* **GIVEN TASK**:
Write the data out again exactly, with no pictures.

* **EXTRACTED INFORMATION**:
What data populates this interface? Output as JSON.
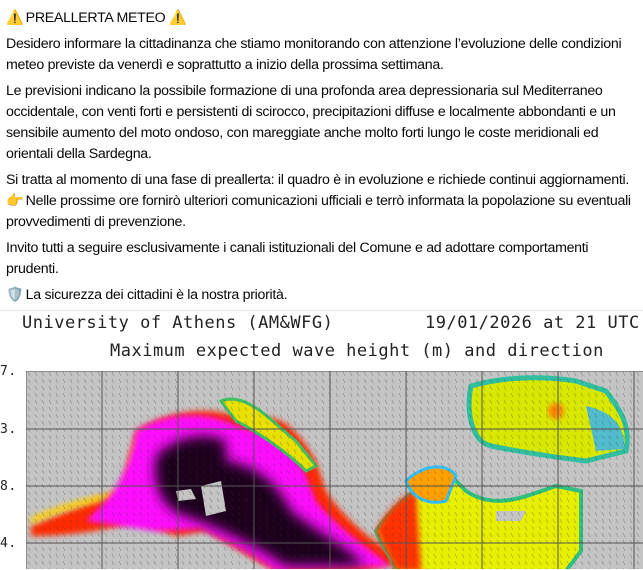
{
  "post": {
    "title": "PREALLERTA METEO",
    "title_icon": "warning-sign",
    "paragraphs": [
      "Desidero informare la cittadinanza che stiamo monitorando con attenzione l’evoluzione delle condizioni meteo previste da venerdì e soprattutto a inizio della prossima settimana.",
      "Le previsioni indicano la possibile formazione di una profonda area depressionaria sul Mediterraneo occidentale, con venti forti e persistenti di scirocco, precipitazioni diffuse e localmente abbondanti e un sensibile aumento del moto ondoso, con mareggiate anche molto forti lungo le coste meridionali ed orientali della Sardegna.",
      "Si tratta al momento di una fase di preallerta: il quadro è in evoluzione e richiede continui aggiornamenti."
    ],
    "pointer_line": "Nelle prossime ore fornirò ulteriori comunicazioni ufficiali e terrò informata la popolazione su eventuali provvedimenti di prevenzione.",
    "pointer_icon": "pointing-hand",
    "invite": "Invito tutti a seguire esclusivamente i canali istituzionali del Comune e ad adottare comportamenti prudenti.",
    "closing": "La sicurezza dei cittadini è la nostra priorità.",
    "closing_icon": "shield"
  },
  "image": {
    "source": "University of Athens (AM&WFG)",
    "datetime": "19/01/2026 at 21 UTC",
    "title": "Maximum expected wave height (m) and direction",
    "lat_labels": [
      "7.",
      "3.",
      "8.",
      "4."
    ],
    "colors": {
      "land": "#c4c4c4",
      "grid": "#555555",
      "max": "#000000",
      "high": "#ff00ff",
      "mid": "#ff3000",
      "low": "#ffee00",
      "lowest": "#30c0ff"
    }
  }
}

* **RESPONSE TO THIS EXERCISE**:
What data populates this interface? Output as JSON.
{
  "post": {
    "title": "PREALLERTA METEO",
    "title_icon": "warning-sign",
    "paragraphs": [
      "Desidero informare la cittadinanza che stiamo monitorando con attenzione l’evoluzione delle condizioni meteo previste da venerdì e soprattutto a inizio della prossima settimana.",
      "Le previsioni indicano la possibile formazione di una profonda area depressionaria sul Mediterraneo occidentale, con venti forti e persistenti di scirocco, precipitazioni diffuse e localmente abbondanti e un sensibile aumento del moto ondoso, con mareggiate anche molto forti lungo le coste meridionali ed orientali della Sardegna.",
      "Si tratta al momento di una fase di preallerta: il quadro è in evoluzione e richiede continui aggiornamenti."
    ],
    "pointer_line": "Nelle prossime ore fornirò ulteriori comunicazioni ufficiali e terrò informata la popolazione su eventuali provvedimenti di prevenzione.",
    "pointer_icon": "pointing-hand",
    "invite": "Invito tutti a seguire esclusivamente i canali istituzionali del Comune e ad adottare comportamenti prudenti.",
    "closing": "La sicurezza dei cittadini è la nostra priorità.",
    "closing_icon": "shield"
  },
  "image": {
    "source": "University of Athens (AM&WFG)",
    "datetime": "19/01/2026 at 21 UTC",
    "title": "Maximum expected wave height (m) and direction",
    "lat_labels": [
      "7.",
      "3.",
      "8.",
      "4."
    ],
    "colors": {
      "land": "#c4c4c4",
      "grid": "#555555",
      "max": "#000000",
      "high": "#ff00ff",
      "mid": "#ff3000",
      "low": "#ffee00",
      "lowest": "#30c0ff"
    }
  }
}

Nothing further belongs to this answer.